→ **TASK OBJECTIVE**
In the listing below, locate the lines bearing the word "nmol". Copy every one of them.

→ **SUPPLIED MATERIAL**
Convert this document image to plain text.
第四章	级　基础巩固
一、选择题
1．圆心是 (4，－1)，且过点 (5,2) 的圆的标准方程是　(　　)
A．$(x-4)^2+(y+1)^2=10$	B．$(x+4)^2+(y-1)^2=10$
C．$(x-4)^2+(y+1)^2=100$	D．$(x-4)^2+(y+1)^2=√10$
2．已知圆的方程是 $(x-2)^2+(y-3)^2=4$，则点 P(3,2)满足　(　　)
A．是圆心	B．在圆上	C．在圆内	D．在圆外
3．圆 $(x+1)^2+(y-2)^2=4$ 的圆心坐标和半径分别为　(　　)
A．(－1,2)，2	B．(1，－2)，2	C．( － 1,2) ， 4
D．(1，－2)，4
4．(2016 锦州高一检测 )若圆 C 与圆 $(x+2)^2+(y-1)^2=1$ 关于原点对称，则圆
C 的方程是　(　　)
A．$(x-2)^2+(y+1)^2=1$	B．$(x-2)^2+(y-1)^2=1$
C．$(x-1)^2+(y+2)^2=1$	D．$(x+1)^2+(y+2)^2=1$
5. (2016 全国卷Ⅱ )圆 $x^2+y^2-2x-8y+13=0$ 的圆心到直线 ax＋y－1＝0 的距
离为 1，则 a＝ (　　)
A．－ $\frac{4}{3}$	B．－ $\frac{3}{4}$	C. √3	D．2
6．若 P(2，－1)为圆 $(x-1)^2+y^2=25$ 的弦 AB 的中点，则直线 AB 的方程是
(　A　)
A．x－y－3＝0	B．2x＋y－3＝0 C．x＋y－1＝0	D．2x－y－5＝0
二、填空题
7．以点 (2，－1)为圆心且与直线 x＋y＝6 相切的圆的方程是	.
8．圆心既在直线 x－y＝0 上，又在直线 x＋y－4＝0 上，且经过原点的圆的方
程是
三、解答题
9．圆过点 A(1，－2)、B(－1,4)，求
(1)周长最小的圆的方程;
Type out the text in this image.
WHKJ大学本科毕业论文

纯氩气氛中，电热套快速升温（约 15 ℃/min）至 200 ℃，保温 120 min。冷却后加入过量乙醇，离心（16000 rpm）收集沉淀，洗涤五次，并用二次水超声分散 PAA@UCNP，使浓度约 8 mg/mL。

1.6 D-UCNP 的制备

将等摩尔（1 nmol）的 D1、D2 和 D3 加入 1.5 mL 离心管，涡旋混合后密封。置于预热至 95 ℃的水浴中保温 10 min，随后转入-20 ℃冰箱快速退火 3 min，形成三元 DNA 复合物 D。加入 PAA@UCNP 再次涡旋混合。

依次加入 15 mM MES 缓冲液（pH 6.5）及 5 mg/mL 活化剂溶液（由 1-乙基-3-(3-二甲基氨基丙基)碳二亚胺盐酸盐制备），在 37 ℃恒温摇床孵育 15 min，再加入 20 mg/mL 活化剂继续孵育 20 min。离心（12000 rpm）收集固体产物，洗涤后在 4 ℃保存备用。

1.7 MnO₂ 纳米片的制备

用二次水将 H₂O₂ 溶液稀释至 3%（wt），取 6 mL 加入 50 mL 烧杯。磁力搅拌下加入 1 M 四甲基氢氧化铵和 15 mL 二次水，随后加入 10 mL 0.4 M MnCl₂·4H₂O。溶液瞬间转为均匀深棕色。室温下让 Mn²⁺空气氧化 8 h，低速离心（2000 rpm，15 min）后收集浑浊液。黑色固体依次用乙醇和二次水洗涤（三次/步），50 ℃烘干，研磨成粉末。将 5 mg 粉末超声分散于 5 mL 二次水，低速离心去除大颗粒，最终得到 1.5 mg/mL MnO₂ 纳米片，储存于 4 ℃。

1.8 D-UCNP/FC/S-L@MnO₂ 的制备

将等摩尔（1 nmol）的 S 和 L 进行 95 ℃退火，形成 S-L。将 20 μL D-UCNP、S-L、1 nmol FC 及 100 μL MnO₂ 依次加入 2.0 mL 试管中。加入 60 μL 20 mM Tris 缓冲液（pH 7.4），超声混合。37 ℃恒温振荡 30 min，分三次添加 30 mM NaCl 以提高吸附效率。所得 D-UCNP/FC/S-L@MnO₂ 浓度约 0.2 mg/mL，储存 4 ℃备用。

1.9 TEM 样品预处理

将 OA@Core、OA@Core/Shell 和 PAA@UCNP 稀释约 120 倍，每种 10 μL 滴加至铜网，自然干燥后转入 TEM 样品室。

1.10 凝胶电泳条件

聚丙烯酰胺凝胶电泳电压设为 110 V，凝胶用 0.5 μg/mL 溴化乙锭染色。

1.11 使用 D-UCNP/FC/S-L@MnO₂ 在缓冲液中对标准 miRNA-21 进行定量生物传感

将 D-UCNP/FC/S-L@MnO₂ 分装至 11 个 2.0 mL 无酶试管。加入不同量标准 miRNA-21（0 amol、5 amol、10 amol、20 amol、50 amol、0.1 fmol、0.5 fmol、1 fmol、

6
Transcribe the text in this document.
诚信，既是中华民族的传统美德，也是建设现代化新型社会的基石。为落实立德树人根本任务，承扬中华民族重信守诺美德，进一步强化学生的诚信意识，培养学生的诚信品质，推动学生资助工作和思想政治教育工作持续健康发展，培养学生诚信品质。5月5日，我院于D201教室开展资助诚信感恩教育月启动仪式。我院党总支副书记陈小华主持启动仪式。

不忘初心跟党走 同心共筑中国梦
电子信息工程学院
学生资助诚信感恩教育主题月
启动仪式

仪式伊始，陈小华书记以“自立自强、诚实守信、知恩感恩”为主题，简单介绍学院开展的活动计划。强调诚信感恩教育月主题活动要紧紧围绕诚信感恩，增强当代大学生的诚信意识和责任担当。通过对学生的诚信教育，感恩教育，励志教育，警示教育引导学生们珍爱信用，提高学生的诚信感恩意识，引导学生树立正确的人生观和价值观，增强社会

→ **THE SOLUTION**
将等摩尔（1 nmol）的 D1、D2 和 D3 加入 1.5 mL 离心管，涡旋混合后密封。置于预热至 95 ℃的水浴中保温 10 min，随后转入-20 ℃冰箱快速退火 3 min，形成三元 DNA 复合物 D。加入 PAA@UCNP 再次涡旋混合。
将等摩尔（1 nmol）的 S 和 L 进行 95 ℃退火，形成 S-L。将 20 μL D-UCNP、S-L、1 nmol FC 及 100 μL MnO₂ 依次加入 2.0 mL 试管中。加入 60 μL 20 mM Tris 缓冲液（pH 7.4），超声混合。37 ℃恒温振荡 30 min，分三次添加 30 mM NaCl 以提高吸附效率。所得 D-UCNP/FC/S-L@MnO₂ 浓度约 0.2 mg/mL，储存 4 ℃备用。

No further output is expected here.